DIRECTIONS: Could you convert the entries, starting at the line containing "margin-mark [627,210,630,217]" and ending at the line containing "service-code: А03.28.001 [124,594,221,616]", into a JSON list of strings with one string per line and any blank lines left out?

(Box annotation data)
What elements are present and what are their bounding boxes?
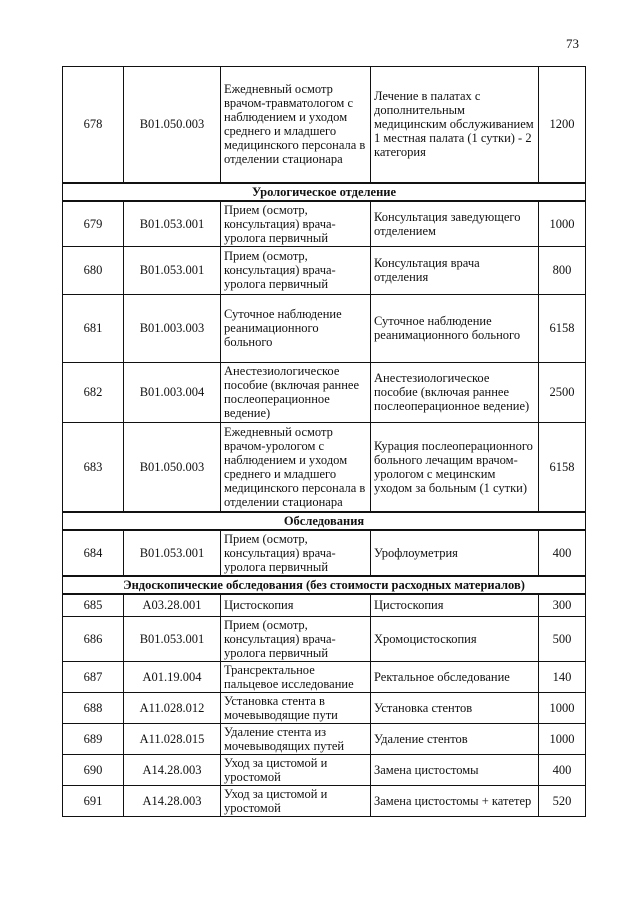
margin-mark [627,210,630,217]
service-code: В01.050.003 [124,67,221,183]
row-number: 681 [63,294,124,362]
table-row [63,754,586,785]
price-value: 1000 [539,201,586,247]
service-name: Уход за цистомой и уростомой [221,754,371,785]
service-code: А03.28.001 [124,594,221,616]
service-description: Консультация заведующего отделением [371,201,539,247]
price-value: 1000 [539,692,586,723]
table-row [63,594,586,616]
row-number: 691 [63,785,124,816]
service-description: Консультация врача отделения [371,246,539,294]
section-heading: Обследования [63,512,586,530]
row-number: 684 [63,530,124,576]
service-name: Удаление стента из мочевыводящих путей [221,723,371,754]
service-name: Ежедневный осмотр врачом-травматологом с наблюдением и уходом среднего и младшего медицинского персонала в отделении стационара [221,67,371,183]
table-row [63,246,586,294]
row-number: 686 [63,616,124,661]
service-description: Анестезиологическое пособие (включая раннее послеоперационное ведение) [371,362,539,422]
row-number: 687 [63,661,124,692]
service-description: Замена цистостомы [371,754,539,785]
table-row [63,201,586,247]
row-number: 679 [63,201,124,247]
table-row [63,616,586,661]
price-value: 1200 [539,67,586,183]
service-code: А11.028.015 [124,723,221,754]
row-number: 680 [63,246,124,294]
service-description: Удаление стентов [371,723,539,754]
service-name: Суточное наблюдение реанимационного больного [221,294,371,362]
service-name: Цистоскопия [221,594,371,616]
table-row [63,362,586,422]
table-row [63,661,586,692]
row-number: 689 [63,723,124,754]
service-code: А01.19.004 [124,661,221,692]
price-value: 520 [539,785,586,816]
service-description: Ректальное обследование [371,661,539,692]
service-code: А14.28.003 [124,754,221,785]
table-row [63,785,586,816]
row-number: 683 [63,422,124,512]
service-name: Прием (осмотр, консультация) врача-уролога первичный [221,246,371,294]
service-description: Суточное наблюдение реанимационного больного [371,294,539,362]
service-description: Лечение в палатах с дополнительным медицинским обслуживанием 1 местная палата (1 сутки) - 2 категория [371,67,539,183]
service-name: Трансректальное пальцевое исследование [221,661,371,692]
row-number: 688 [63,692,124,723]
section-heading: Эндоскопические обследования (без стоимости расходных материалов) [63,576,586,594]
service-code: В01.050.003 [124,422,221,512]
service-description: Замена цистостомы + катетер [371,785,539,816]
price-list-table [62,66,586,817]
service-description: Хромоцистоскопия [371,616,539,661]
table-row [63,692,586,723]
price-value: 300 [539,594,586,616]
table-row [63,67,586,183]
table-row [63,422,586,512]
service-name: Прием (осмотр, консультация) врача-уролога первичный [221,616,371,661]
row-number: 690 [63,754,124,785]
price-list-body [63,67,586,817]
service-description: Цистоскопия [371,594,539,616]
page-number: 73 [566,36,579,51]
section-row [63,183,586,201]
service-description: Установка стентов [371,692,539,723]
price-value: 6158 [539,422,586,512]
price-value: 6158 [539,294,586,362]
service-name: Анестезиологическое пособие (включая раннее послеоперационное ведение) [221,362,371,422]
table-row [63,294,586,362]
price-value: 500 [539,616,586,661]
section-heading: Урологическое отделение [63,183,586,201]
service-code: В01.003.004 [124,362,221,422]
price-value: 1000 [539,723,586,754]
table-row [63,723,586,754]
service-name: Уход за цистомой и уростомой [221,785,371,816]
service-name: Ежедневный осмотр врачом-урологом с наблюдением и уходом среднего и младшего медицинского персонала в отделении стационара [221,422,371,512]
service-description: Урофлоуметрия [371,530,539,576]
row-number: 685 [63,594,124,616]
table-row [63,530,586,576]
service-code: В01.003.003 [124,294,221,362]
section-row [63,576,586,594]
service-code: А14.28.003 [124,785,221,816]
row-number: 682 [63,362,124,422]
price-value: 140 [539,661,586,692]
service-name: Установка стента в мочевыводящие пути [221,692,371,723]
service-code: В01.053.001 [124,616,221,661]
price-value: 800 [539,246,586,294]
service-code: А11.028.012 [124,692,221,723]
price-value: 400 [539,530,586,576]
service-name: Прием (осмотр, консультация) врача-уролога первичный [221,201,371,247]
service-code: В01.053.001 [124,246,221,294]
service-name: Прием (осмотр, консультация) врача-уролога первичный [221,530,371,576]
row-number: 678 [63,67,124,183]
price-value: 2500 [539,362,586,422]
service-code: В01.053.001 [124,201,221,247]
price-value: 400 [539,754,586,785]
section-row [63,512,586,530]
service-code: В01.053.001 [124,530,221,576]
service-description: Курация послеоперационного больного лечащим врачом-урологом с мецинским уходом за больным (1 сутки) [371,422,539,512]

RESULT FOR THIS TASK:
[
  "margin-mark [627,210,630,217]",
  "service-code: В01.050.003 [124,67,221,183]",
  "row-number: 681 [63,294,124,362]",
  "table-row [63,754,586,785]",
  "price-value: 1000 [539,201,586,247]",
  "service-name: Уход за цистомой и уростомой [221,754,371,785]",
  "service-code: А03.28.001 [124,594,221,616]"
]